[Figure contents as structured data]
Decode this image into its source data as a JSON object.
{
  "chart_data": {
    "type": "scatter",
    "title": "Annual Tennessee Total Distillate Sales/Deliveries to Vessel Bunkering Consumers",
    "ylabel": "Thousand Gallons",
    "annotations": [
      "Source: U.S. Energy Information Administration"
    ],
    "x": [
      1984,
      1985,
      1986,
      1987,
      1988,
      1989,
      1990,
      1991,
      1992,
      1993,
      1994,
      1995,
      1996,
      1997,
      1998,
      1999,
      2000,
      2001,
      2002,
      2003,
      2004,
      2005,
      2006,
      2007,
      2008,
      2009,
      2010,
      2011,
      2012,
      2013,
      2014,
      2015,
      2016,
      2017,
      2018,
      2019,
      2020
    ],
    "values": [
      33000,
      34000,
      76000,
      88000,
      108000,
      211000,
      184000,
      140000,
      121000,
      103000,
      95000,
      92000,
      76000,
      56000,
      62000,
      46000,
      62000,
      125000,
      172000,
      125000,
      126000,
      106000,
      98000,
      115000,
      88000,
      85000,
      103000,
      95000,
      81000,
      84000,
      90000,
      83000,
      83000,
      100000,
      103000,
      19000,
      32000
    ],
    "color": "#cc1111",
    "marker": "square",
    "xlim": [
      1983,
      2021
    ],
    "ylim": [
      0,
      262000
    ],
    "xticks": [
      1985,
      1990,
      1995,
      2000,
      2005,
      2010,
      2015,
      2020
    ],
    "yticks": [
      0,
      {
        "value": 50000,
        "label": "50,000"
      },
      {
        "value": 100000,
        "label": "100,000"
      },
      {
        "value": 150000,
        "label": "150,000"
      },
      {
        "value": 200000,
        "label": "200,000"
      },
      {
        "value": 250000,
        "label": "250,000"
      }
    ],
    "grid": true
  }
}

WHAT THIS TASK INVOLVES:
Pull out each record as written and restate it exactly.

WRITTEN REPLY:
Decode this image into its source data as a JSON object.
{
  "chart_data": {
    "type": "scatter",
    "title": "Annual Tennessee Total Distillate Sales/Deliveries to Vessel Bunkering Consumers",
    "ylabel": "Thousand Gallons",
    "annotations": [
      "Source: U.S. Energy Information Administration"
    ],
    "x": [
      1984,
      1985,
      1986,
      1987,
      1988,
      1989,
      1990,
      1991,
      1992,
      1993,
      1994,
      1995,
      1996,
      1997,
      1998,
      1999,
      2000,
      2001,
      2002,
      2003,
      2004,
      2005,
      2006,
      2007,
      2008,
      2009,
      2010,
      2011,
      2012,
      2013,
      2014,
      2015,
      2016,
      2017,
      2018,
      2019,
      2020
    ],
    "values": [
      33000,
      34000,
      76000,
      88000,
      108000,
      211000,
      184000,
      140000,
      121000,
      103000,
      95000,
      92000,
      76000,
      56000,
      62000,
      46000,
      62000,
      125000,
      172000,
      125000,
      126000,
      106000,
      98000,
      115000,
      88000,
      85000,
      103000,
      95000,
      81000,
      84000,
      90000,
      83000,
      83000,
      100000,
      103000,
      19000,
      32000
    ],
    "color": "#cc1111",
    "marker": "square",
    "xlim": [
      1983,
      2021
    ],
    "ylim": [
      0,
      262000
    ],
    "xticks": [
      1985,
      1990,
      1995,
      2000,
      2005,
      2010,
      2015,
      2020
    ],
    "yticks": [
      0,
      {
        "value": 50000,
        "label": "50,000"
      },
      {
        "value": 100000,
        "label": "100,000"
      },
      {
        "value": 150000,
        "label": "150,000"
      },
      {
        "value": 200000,
        "label": "200,000"
      },
      {
        "value": 250000,
        "label": "250,000"
      }
    ],
    "grid": true
  }
}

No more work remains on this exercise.